§ **What you will do**: Send back the entries below exactly as they appear.

** begin **

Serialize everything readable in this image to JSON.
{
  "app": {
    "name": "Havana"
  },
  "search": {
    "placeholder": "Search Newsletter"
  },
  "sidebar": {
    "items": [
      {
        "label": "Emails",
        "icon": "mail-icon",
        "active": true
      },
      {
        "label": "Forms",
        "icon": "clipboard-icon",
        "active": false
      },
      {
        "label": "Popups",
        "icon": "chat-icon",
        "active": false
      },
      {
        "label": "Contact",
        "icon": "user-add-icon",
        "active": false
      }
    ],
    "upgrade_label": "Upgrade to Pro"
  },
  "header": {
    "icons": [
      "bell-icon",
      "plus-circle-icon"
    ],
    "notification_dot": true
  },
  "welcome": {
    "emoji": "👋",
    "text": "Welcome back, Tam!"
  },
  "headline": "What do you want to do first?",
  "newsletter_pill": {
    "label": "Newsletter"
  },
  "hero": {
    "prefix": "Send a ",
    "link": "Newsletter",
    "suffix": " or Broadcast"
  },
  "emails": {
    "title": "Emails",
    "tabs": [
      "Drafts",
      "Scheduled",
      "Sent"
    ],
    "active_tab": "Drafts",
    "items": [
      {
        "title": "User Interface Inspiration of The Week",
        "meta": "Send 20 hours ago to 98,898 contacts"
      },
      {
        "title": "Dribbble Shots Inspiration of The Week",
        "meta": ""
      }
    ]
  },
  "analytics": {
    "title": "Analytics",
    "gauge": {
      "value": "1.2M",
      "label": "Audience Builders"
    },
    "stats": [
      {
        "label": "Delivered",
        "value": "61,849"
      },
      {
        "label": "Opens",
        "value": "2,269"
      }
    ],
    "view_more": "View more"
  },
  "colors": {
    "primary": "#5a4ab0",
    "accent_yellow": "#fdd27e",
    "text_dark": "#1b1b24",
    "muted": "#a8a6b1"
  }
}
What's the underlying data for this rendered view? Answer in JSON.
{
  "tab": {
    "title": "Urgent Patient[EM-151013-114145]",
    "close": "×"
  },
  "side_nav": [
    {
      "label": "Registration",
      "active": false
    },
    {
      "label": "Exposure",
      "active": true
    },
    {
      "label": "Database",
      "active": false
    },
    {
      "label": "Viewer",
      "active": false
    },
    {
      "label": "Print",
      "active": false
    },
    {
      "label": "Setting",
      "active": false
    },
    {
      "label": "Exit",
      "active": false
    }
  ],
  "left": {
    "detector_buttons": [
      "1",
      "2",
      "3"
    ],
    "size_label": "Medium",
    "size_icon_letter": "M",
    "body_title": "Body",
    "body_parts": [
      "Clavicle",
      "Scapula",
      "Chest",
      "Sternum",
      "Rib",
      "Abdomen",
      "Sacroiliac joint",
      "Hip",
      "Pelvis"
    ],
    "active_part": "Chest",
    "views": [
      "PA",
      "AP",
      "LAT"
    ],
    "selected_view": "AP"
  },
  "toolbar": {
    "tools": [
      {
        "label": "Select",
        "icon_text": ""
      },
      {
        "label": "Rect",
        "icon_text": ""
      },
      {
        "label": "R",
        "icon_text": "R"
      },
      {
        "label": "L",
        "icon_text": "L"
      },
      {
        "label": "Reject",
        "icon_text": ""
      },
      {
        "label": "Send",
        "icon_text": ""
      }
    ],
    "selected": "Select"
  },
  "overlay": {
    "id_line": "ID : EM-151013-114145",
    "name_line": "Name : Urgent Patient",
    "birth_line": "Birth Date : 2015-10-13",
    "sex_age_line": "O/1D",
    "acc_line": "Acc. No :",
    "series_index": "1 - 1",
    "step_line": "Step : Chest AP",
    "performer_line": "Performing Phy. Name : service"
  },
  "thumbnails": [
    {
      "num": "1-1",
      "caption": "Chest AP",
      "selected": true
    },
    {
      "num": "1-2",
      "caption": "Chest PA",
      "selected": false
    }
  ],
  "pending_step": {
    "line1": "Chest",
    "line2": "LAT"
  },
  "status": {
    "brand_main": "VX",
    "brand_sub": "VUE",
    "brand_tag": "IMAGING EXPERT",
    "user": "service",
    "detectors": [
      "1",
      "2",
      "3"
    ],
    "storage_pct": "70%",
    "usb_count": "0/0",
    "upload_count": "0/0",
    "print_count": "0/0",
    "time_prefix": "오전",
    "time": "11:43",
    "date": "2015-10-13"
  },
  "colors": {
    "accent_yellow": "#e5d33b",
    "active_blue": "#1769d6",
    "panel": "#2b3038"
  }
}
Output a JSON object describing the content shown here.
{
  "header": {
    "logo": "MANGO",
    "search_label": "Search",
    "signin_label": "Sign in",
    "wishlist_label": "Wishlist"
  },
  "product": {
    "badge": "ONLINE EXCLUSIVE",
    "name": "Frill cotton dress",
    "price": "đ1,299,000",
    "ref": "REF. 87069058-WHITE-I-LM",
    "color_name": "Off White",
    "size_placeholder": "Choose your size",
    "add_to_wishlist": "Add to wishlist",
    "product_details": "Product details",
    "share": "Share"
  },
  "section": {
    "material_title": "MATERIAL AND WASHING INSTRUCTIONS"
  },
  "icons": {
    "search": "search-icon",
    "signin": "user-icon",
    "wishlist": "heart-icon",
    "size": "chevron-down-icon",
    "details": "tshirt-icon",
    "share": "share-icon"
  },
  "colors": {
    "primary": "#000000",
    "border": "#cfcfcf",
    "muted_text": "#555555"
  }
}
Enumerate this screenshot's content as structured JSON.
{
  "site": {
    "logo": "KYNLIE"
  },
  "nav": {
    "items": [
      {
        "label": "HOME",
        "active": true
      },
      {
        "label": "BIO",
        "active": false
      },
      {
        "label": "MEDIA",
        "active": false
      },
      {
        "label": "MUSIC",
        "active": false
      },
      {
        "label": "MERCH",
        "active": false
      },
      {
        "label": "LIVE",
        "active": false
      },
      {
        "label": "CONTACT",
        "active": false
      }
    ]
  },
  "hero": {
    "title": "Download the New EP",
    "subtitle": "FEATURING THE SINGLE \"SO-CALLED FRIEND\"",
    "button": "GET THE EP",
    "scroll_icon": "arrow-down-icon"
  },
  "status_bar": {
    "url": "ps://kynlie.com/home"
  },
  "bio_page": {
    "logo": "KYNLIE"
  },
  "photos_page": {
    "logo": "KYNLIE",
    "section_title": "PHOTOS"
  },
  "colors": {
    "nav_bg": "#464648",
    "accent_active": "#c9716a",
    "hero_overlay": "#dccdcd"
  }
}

** end **

§ **Task answer**:
Serialize everything readable in this image to JSON.
{
  "app": {
    "name": "Havana"
  },
  "search": {
    "placeholder": "Search Newsletter"
  },
  "sidebar": {
    "items": [
      {
        "label": "Emails",
        "icon": "mail-icon",
        "active": true
      },
      {
        "label": "Forms",
        "icon": "clipboard-icon",
        "active": false
      },
      {
        "label": "Popups",
        "icon": "chat-icon",
        "active": false
      },
      {
        "label": "Contact",
        "icon": "user-add-icon",
        "active": false
      }
    ],
    "upgrade_label": "Upgrade to Pro"
  },
  "header": {
    "icons": [
      "bell-icon",
      "plus-circle-icon"
    ],
    "notification_dot": true
  },
  "welcome": {
    "emoji": "👋",
    "text": "Welcome back, Tam!"
  },
  "headline": "What do you want to do first?",
  "newsletter_pill": {
    "label": "Newsletter"
  },
  "hero": {
    "prefix": "Send a ",
    "link": "Newsletter",
    "suffix": " or Broadcast"
  },
  "emails": {
    "title": "Emails",
    "tabs": [
      "Drafts",
      "Scheduled",
      "Sent"
    ],
    "active_tab": "Drafts",
    "items": [
      {
        "title": "User Interface Inspiration of The Week",
        "meta": "Send 20 hours ago to 98,898 contacts"
      },
      {
        "title": "Dribbble Shots Inspiration of The Week",
        "meta": ""
      }
    ]
  },
  "analytics": {
    "title": "Analytics",
    "gauge": {
      "value": "1.2M",
      "label": "Audience Builders"
    },
    "stats": [
      {
        "label": "Delivered",
        "value": "61,849"
      },
      {
        "label": "Opens",
        "value": "2,269"
      }
    ],
    "view_more": "View more"
  },
  "colors": {
    "primary": "#5a4ab0",
    "accent_yellow": "#fdd27e",
    "text_dark": "#1b1b24",
    "muted": "#a8a6b1"
  }
}
What's the underlying data for this rendered view? Answer in JSON.
{
  "tab": {
    "title": "Urgent Patient[EM-151013-114145]",
    "close": "×"
  },
  "side_nav": [
    {
      "label": "Registration",
      "active": false
    },
    {
      "label": "Exposure",
      "active": true
    },
    {
      "label": "Database",
      "active": false
    },
    {
      "label": "Viewer",
      "active": false
    },
    {
      "label": "Print",
      "active": false
    },
    {
      "label": "Setting",
      "active": false
    },
    {
      "label": "Exit",
      "active": false
    }
  ],
  "left": {
    "detector_buttons": [
      "1",
      "2",
      "3"
    ],
    "size_label": "Medium",
    "size_icon_letter": "M",
    "body_title": "Body",
    "body_parts": [
      "Clavicle",
      "Scapula",
      "Chest",
      "Sternum",
      "Rib",
      "Abdomen",
      "Sacroiliac joint",
      "Hip",
      "Pelvis"
    ],
    "active_part": "Chest",
    "views": [
      "PA",
      "AP",
      "LAT"
    ],
    "selected_view": "AP"
  },
  "toolbar": {
    "tools": [
      {
        "label": "Select",
        "icon_text": ""
      },
      {
        "label": "Rect",
        "icon_text": ""
      },
      {
        "label": "R",
        "icon_text": "R"
      },
      {
        "label": "L",
        "icon_text": "L"
      },
      {
        "label": "Reject",
        "icon_text": ""
      },
      {
        "label": "Send",
        "icon_text": ""
      }
    ],
    "selected": "Select"
  },
  "overlay": {
    "id_line": "ID : EM-151013-114145",
    "name_line": "Name : Urgent Patient",
    "birth_line": "Birth Date : 2015-10-13",
    "sex_age_line": "O/1D",
    "acc_line": "Acc. No :",
    "series_index": "1 - 1",
    "step_line": "Step : Chest AP",
    "performer_line": "Performing Phy. Name : service"
  },
  "thumbnails": [
    {
      "num": "1-1",
      "caption": "Chest AP",
      "selected": true
    },
    {
      "num": "1-2",
      "caption": "Chest PA",
      "selected": false
    }
  ],
  "pending_step": {
    "line1": "Chest",
    "line2": "LAT"
  },
  "status": {
    "brand_main": "VX",
    "brand_sub": "VUE",
    "brand_tag": "IMAGING EXPERT",
    "user": "service",
    "detectors": [
      "1",
      "2",
      "3"
    ],
    "storage_pct": "70%",
    "usb_count": "0/0",
    "upload_count": "0/0",
    "print_count": "0/0",
    "time_prefix": "오전",
    "time": "11:43",
    "date": "2015-10-13"
  },
  "colors": {
    "accent_yellow": "#e5d33b",
    "active_blue": "#1769d6",
    "panel": "#2b3038"
  }
}
Output a JSON object describing the content shown here.
{
  "header": {
    "logo": "MANGO",
    "search_label": "Search",
    "signin_label": "Sign in",
    "wishlist_label": "Wishlist"
  },
  "product": {
    "badge": "ONLINE EXCLUSIVE",
    "name": "Frill cotton dress",
    "price": "đ1,299,000",
    "ref": "REF. 87069058-WHITE-I-LM",
    "color_name": "Off White",
    "size_placeholder": "Choose your size",
    "add_to_wishlist": "Add to wishlist",
    "product_details": "Product details",
    "share": "Share"
  },
  "section": {
    "material_title": "MATERIAL AND WASHING INSTRUCTIONS"
  },
  "icons": {
    "search": "search-icon",
    "signin": "user-icon",
    "wishlist": "heart-icon",
    "size": "chevron-down-icon",
    "details": "tshirt-icon",
    "share": "share-icon"
  },
  "colors": {
    "primary": "#000000",
    "border": "#cfcfcf",
    "muted_text": "#555555"
  }
}
Enumerate this screenshot's content as structured JSON.
{
  "site": {
    "logo": "KYNLIE"
  },
  "nav": {
    "items": [
      {
        "label": "HOME",
        "active": true
      },
      {
        "label": "BIO",
        "active": false
      },
      {
        "label": "MEDIA",
        "active": false
      },
      {
        "label": "MUSIC",
        "active": false
      },
      {
        "label": "MERCH",
        "active": false
      },
      {
        "label": "LIVE",
        "active": false
      },
      {
        "label": "CONTACT",
        "active": false
      }
    ]
  },
  "hero": {
    "title": "Download the New EP",
    "subtitle": "FEATURING THE SINGLE \"SO-CALLED FRIEND\"",
    "button": "GET THE EP",
    "scroll_icon": "arrow-down-icon"
  },
  "status_bar": {
    "url": "ps://kynlie.com/home"
  },
  "bio_page": {
    "logo": "KYNLIE"
  },
  "photos_page": {
    "logo": "KYNLIE",
    "section_title": "PHOTOS"
  },
  "colors": {
    "nav_bg": "#464648",
    "accent_active": "#c9716a",
    "hero_overlay": "#dccdcd"
  }
}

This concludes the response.